[Saved data entries]
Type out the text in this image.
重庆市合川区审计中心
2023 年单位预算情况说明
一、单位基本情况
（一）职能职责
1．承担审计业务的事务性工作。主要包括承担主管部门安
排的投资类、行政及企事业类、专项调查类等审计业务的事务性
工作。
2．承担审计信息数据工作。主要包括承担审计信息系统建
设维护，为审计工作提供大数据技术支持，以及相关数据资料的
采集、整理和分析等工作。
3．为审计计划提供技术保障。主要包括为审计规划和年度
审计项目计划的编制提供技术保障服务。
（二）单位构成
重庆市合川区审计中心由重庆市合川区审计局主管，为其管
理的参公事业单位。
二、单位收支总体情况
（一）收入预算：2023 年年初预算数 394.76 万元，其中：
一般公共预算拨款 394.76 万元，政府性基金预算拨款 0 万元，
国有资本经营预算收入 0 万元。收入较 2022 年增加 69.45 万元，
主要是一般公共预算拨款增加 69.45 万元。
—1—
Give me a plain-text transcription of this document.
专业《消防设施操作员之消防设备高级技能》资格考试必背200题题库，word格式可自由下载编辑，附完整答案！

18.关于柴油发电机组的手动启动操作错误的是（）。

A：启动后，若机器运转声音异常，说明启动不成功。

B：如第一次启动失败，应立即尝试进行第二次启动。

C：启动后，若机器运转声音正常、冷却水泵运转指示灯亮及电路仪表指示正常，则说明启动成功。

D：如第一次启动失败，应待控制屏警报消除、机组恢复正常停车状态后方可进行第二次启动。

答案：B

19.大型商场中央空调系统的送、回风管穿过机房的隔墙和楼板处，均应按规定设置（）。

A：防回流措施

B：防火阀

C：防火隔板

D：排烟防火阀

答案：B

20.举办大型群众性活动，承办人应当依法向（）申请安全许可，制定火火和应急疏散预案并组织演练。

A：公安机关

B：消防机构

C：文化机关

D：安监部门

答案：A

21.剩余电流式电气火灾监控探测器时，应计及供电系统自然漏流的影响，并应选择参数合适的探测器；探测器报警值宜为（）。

---

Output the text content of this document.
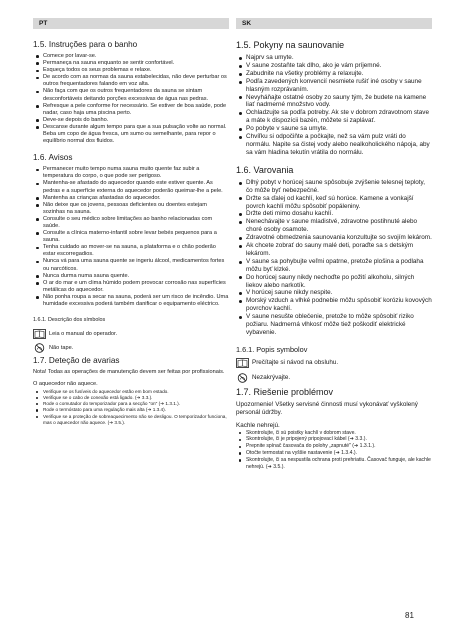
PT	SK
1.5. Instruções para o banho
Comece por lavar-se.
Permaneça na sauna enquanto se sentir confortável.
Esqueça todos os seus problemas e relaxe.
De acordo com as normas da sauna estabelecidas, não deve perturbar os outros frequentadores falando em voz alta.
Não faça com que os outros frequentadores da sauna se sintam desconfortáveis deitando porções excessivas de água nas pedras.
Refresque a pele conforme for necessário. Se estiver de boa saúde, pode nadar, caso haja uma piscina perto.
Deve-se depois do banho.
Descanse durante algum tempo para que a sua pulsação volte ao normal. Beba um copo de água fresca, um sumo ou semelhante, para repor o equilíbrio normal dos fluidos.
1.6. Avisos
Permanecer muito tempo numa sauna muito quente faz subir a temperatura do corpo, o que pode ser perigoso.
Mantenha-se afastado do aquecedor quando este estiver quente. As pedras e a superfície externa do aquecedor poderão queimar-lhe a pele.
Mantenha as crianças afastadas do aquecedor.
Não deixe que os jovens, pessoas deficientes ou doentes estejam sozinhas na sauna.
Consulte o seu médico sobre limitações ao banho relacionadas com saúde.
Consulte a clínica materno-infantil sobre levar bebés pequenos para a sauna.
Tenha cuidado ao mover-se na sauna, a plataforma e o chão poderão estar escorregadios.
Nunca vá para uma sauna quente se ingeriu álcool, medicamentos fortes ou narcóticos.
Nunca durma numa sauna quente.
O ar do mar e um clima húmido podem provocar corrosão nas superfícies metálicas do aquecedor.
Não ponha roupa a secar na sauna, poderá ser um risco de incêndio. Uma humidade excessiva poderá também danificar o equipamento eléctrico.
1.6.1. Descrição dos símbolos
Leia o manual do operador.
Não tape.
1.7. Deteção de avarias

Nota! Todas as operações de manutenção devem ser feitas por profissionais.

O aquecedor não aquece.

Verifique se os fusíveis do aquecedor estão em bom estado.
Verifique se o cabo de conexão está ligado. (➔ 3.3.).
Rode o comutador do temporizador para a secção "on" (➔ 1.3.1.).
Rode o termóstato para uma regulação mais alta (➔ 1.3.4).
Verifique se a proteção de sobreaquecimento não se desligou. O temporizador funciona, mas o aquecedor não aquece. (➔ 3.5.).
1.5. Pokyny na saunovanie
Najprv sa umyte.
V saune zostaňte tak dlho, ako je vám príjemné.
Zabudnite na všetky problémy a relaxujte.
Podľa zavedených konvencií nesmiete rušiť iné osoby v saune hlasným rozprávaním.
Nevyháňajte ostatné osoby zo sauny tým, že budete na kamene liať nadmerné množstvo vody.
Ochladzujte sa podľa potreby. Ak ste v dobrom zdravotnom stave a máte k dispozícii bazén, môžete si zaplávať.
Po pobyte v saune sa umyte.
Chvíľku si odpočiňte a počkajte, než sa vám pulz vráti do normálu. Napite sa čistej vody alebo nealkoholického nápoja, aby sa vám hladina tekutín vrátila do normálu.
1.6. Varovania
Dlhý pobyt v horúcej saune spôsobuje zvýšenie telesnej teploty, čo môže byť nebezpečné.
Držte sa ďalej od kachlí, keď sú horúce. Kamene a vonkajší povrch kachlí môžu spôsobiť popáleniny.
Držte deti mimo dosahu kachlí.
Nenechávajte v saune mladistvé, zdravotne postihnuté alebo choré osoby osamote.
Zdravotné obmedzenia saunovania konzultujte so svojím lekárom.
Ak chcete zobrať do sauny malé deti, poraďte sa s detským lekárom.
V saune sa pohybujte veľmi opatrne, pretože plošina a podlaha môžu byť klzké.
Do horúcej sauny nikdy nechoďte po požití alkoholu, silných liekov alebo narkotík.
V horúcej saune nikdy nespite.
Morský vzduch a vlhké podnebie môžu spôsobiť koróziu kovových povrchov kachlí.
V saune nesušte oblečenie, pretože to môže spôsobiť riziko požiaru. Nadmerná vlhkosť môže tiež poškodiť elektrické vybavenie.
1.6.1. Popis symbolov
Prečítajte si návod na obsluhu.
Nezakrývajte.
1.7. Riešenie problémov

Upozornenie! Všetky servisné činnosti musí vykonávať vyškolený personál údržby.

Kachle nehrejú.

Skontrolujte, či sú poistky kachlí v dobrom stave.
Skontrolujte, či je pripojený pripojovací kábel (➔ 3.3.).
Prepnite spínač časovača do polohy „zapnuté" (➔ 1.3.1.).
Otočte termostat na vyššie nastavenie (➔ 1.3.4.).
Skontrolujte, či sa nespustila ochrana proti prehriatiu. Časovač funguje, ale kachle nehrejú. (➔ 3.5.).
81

Job: Copy every line of the data that holds the string "estiver".

Task answer:
Refresque a pele conforme for necessário. Se estiver de boa saúde, pode nadar, caso haja uma piscina perto.
Mantenha-se afastado do aquecedor quando este estiver quente. As pedras e a superfície externa do aquecedor poderão queimar-lhe a pele.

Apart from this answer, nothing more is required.